++++ Dataset records ++++
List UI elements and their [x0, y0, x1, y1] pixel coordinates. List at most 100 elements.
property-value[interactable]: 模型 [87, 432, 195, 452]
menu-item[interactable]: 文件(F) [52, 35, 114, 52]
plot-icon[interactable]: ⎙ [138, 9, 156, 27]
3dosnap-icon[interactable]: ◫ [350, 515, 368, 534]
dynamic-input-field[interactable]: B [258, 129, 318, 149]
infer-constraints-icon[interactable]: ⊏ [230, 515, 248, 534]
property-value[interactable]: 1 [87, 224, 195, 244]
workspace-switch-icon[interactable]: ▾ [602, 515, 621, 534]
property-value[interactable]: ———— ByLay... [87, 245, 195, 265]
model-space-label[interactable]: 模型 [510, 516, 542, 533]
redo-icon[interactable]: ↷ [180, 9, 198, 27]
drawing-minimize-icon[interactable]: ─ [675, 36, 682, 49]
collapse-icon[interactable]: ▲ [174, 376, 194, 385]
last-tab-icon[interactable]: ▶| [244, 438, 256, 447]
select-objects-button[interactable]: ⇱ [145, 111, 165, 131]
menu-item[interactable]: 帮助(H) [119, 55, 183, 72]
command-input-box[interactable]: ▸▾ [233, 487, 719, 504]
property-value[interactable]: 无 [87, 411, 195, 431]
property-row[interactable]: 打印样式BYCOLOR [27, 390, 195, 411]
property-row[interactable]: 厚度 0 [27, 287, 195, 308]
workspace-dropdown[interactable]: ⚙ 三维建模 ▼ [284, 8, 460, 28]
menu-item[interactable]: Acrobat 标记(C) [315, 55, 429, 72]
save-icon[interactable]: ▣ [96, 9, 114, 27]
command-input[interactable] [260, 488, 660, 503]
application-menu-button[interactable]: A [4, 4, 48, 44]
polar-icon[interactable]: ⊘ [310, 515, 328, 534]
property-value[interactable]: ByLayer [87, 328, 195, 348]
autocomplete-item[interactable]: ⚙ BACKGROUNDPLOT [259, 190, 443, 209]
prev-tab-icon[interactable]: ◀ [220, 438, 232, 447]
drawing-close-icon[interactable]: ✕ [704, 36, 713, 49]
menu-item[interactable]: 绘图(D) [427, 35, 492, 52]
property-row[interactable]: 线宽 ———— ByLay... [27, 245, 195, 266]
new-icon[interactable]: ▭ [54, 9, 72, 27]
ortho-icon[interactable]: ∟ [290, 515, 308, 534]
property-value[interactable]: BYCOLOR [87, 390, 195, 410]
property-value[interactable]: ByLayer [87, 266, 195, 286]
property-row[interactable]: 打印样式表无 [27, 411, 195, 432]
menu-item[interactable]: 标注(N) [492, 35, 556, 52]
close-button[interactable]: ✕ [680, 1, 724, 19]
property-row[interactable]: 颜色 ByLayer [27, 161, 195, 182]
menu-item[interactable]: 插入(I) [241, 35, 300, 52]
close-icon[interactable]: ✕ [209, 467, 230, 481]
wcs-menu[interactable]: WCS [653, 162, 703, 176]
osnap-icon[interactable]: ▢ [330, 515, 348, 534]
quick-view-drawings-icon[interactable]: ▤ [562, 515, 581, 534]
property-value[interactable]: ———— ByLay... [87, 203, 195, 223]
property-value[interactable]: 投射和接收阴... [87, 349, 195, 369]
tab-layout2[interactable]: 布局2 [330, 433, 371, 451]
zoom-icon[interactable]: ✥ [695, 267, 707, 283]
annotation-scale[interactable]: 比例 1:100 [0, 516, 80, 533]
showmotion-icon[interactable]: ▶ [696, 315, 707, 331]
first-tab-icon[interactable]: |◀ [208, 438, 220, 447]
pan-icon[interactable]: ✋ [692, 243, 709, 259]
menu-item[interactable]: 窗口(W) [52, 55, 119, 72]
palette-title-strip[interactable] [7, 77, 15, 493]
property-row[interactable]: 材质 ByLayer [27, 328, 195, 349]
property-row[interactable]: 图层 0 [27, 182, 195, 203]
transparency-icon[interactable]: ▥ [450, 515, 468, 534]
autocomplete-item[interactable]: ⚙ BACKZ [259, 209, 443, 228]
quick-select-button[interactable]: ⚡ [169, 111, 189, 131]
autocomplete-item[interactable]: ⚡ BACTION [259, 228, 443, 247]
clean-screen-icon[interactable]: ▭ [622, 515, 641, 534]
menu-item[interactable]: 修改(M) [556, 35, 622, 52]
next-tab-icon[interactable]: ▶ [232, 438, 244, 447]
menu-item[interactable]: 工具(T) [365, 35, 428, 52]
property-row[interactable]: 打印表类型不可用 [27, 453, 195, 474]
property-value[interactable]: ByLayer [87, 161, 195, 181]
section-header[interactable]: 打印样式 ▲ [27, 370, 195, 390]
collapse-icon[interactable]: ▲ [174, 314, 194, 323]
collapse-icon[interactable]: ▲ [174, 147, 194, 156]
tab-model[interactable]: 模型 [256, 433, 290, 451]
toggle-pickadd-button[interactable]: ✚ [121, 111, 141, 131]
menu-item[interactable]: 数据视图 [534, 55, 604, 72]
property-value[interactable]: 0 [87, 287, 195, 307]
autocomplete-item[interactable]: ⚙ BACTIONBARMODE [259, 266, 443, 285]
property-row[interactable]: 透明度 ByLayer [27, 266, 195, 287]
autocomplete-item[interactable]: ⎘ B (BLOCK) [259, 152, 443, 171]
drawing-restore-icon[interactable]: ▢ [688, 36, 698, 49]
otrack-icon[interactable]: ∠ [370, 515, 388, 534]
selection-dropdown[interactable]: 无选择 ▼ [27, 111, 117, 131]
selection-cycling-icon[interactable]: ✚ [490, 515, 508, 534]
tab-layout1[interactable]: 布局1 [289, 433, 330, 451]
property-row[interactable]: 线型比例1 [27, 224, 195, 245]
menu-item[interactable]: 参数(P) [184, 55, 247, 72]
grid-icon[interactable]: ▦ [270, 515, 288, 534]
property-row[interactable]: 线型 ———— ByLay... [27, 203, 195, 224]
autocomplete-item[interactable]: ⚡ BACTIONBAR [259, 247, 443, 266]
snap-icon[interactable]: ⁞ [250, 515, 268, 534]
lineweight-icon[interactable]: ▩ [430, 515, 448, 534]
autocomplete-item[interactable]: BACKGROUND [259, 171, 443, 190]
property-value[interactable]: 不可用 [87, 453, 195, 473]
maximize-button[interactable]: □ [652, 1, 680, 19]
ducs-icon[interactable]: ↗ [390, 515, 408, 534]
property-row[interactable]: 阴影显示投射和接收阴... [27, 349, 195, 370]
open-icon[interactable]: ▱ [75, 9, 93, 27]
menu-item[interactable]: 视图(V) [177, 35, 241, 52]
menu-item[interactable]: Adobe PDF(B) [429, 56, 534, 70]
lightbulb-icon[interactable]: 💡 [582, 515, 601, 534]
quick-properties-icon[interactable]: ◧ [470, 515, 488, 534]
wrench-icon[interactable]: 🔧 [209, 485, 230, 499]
++++
- _Task to carry out_
Render the records above as a numbered list, omitting any blank lines.

- _Result_
1. List UI elements and their [x0, y0, x1, y1] pixel coordinates. List at most 100 elements.
2. property-value[interactable]: 模型 [87, 432, 195, 452]
3. menu-item[interactable]: 文件(F) [52, 35, 114, 52]
4. plot-icon[interactable]: ⎙ [138, 9, 156, 27]
5. 3dosnap-icon[interactable]: ◫ [350, 515, 368, 534]
6. dynamic-input-field[interactable]: B [258, 129, 318, 149]
7. infer-constraints-icon[interactable]: ⊏ [230, 515, 248, 534]
8. property-value[interactable]: 1 [87, 224, 195, 244]
9. workspace-switch-icon[interactable]: ▾ [602, 515, 621, 534]
10. property-value[interactable]: ———— ByLay... [87, 245, 195, 265]
11. model-space-label[interactable]: 模型 [510, 516, 542, 533]
12. redo-icon[interactable]: ↷ [180, 9, 198, 27]
13. drawing-minimize-icon[interactable]: ─ [675, 36, 682, 49]
14. collapse-icon[interactable]: ▲ [174, 376, 194, 385]
15. last-tab-icon[interactable]: ▶| [244, 438, 256, 447]
16. select-objects-button[interactable]: ⇱ [145, 111, 165, 131]
17. menu-item[interactable]: 帮助(H) [119, 55, 183, 72]
18. command-input-box[interactable]: ▸▾ [233, 487, 719, 504]
19. property-value[interactable]: 无 [87, 411, 195, 431]
20. property-row[interactable]: 打印样式BYCOLOR [27, 390, 195, 411]
21. property-row[interactable]: 厚度 0 [27, 287, 195, 308]
22. workspace-dropdown[interactable]: ⚙ 三维建模 ▼ [284, 8, 460, 28]
23. menu-item[interactable]: Acrobat 标记(C) [315, 55, 429, 72]
24. save-icon[interactable]: ▣ [96, 9, 114, 27]
25. command-input[interactable] [260, 488, 660, 503]
26. application-menu-button[interactable]: A [4, 4, 48, 44]
27. polar-icon[interactable]: ⊘ [310, 515, 328, 534]
28. property-value[interactable]: ByLayer [87, 328, 195, 348]
29. autocomplete-item[interactable]: ⚙ BACKGROUNDPLOT [259, 190, 443, 209]
30. prev-tab-icon[interactable]: ◀ [220, 438, 232, 447]
31. drawing-close-icon[interactable]: ✕ [704, 36, 713, 49]
32. menu-item[interactable]: 绘图(D) [427, 35, 492, 52]
33. property-row[interactable]: 线宽 ———— ByLay... [27, 245, 195, 266]
34. new-icon[interactable]: ▭ [54, 9, 72, 27]
35. ortho-icon[interactable]: ∟ [290, 515, 308, 534]
36. property-value[interactable]: BYCOLOR [87, 390, 195, 410]
37. property-value[interactable]: ByLayer [87, 266, 195, 286]
38. property-row[interactable]: 打印样式表无 [27, 411, 195, 432]
39. menu-item[interactable]: 标注(N) [492, 35, 556, 52]
40. close-button[interactable]: ✕ [680, 1, 724, 19]
41. property-row[interactable]: 颜色 ByLayer [27, 161, 195, 182]
42. menu-item[interactable]: 插入(I) [241, 35, 300, 52]
43. close-icon[interactable]: ✕ [209, 467, 230, 481]
44. wcs-menu[interactable]: WCS [653, 162, 703, 176]
45. osnap-icon[interactable]: ▢ [330, 515, 348, 534]
46. quick-view-drawings-icon[interactable]: ▤ [562, 515, 581, 534]
47. property-value[interactable]: ———— ByLay... [87, 203, 195, 223]
48. property-value[interactable]: 投射和接收阴... [87, 349, 195, 369]
49. tab-layout2[interactable]: 布局2 [330, 433, 371, 451]
50. zoom-icon[interactable]: ✥ [695, 267, 707, 283]
51. annotation-scale[interactable]: 比例 1:100 [0, 516, 80, 533]
52. showmotion-icon[interactable]: ▶ [696, 315, 707, 331]
53. first-tab-icon[interactable]: |◀ [208, 438, 220, 447]
54. pan-icon[interactable]: ✋ [692, 243, 709, 259]
55. menu-item[interactable]: 窗口(W) [52, 55, 119, 72]
56. palette-title-strip[interactable] [7, 77, 15, 493]
57. property-row[interactable]: 材质 ByLayer [27, 328, 195, 349]
58. property-row[interactable]: 图层 0 [27, 182, 195, 203]
59. transparency-icon[interactable]: ▥ [450, 515, 468, 534]
60. autocomplete-item[interactable]: ⚙ BACKZ [259, 209, 443, 228]
61. quick-select-button[interactable]: ⚡ [169, 111, 189, 131]
62. autocomplete-item[interactable]: ⚡ BACTION [259, 228, 443, 247]
63. clean-screen-icon[interactable]: ▭ [622, 515, 641, 534]
64. menu-item[interactable]: 修改(M) [556, 35, 622, 52]
65. next-tab-icon[interactable]: ▶ [232, 438, 244, 447]
66. menu-item[interactable]: 工具(T) [365, 35, 428, 52]
67. property-row[interactable]: 打印表类型不可用 [27, 453, 195, 474]
68. property-value[interactable]: ByLayer [87, 161, 195, 181]
69. section-header[interactable]: 打印样式 ▲ [27, 370, 195, 390]
70. collapse-icon[interactable]: ▲ [174, 314, 194, 323]
71. collapse-icon[interactable]: ▲ [174, 147, 194, 156]
72. tab-model[interactable]: 模型 [256, 433, 290, 451]
73. toggle-pickadd-button[interactable]: ✚ [121, 111, 141, 131]
74. menu-item[interactable]: 数据视图 [534, 55, 604, 72]
75. property-value[interactable]: 0 [87, 287, 195, 307]
76. autocomplete-item[interactable]: ⚙ BACTIONBARMODE [259, 266, 443, 285]
77. property-row[interactable]: 透明度 ByLayer [27, 266, 195, 287]
78. autocomplete-item[interactable]: ⎘ B (BLOCK) [259, 152, 443, 171]
79. drawing-restore-icon[interactable]: ▢ [688, 36, 698, 49]
80. otrack-icon[interactable]: ∠ [370, 515, 388, 534]
81. selection-dropdown[interactable]: 无选择 ▼ [27, 111, 117, 131]
82. selection-cycling-icon[interactable]: ✚ [490, 515, 508, 534]
83. tab-layout1[interactable]: 布局1 [289, 433, 330, 451]
84. property-row[interactable]: 线型比例1 [27, 224, 195, 245]
85. menu-item[interactable]: 参数(P) [184, 55, 247, 72]
86. grid-icon[interactable]: ▦ [270, 515, 288, 534]
87. property-row[interactable]: 线型 ———— ByLay... [27, 203, 195, 224]
88. autocomplete-item[interactable]: ⚡ BACTIONBAR [259, 247, 443, 266]
89. snap-icon[interactable]: ⁞ [250, 515, 268, 534]
90. lineweight-icon[interactable]: ▩ [430, 515, 448, 534]
91. autocomplete-item[interactable]: BACKGROUND [259, 171, 443, 190]
92. property-value[interactable]: 不可用 [87, 453, 195, 473]
93. maximize-button[interactable]: □ [652, 1, 680, 19]
94. ducs-icon[interactable]: ↗ [390, 515, 408, 534]
95. property-row[interactable]: 阴影显示投射和接收阴... [27, 349, 195, 370]
96. open-icon[interactable]: ▱ [75, 9, 93, 27]
97. menu-item[interactable]: 视图(V) [177, 35, 241, 52]
98. menu-item[interactable]: Adobe PDF(B) [429, 56, 534, 70]
99. lightbulb-icon[interactable]: 💡 [582, 515, 601, 534]
100. quick-properties-icon[interactable]: ◧ [470, 515, 488, 534]
101. wrench-icon[interactable]: 🔧 [209, 485, 230, 499]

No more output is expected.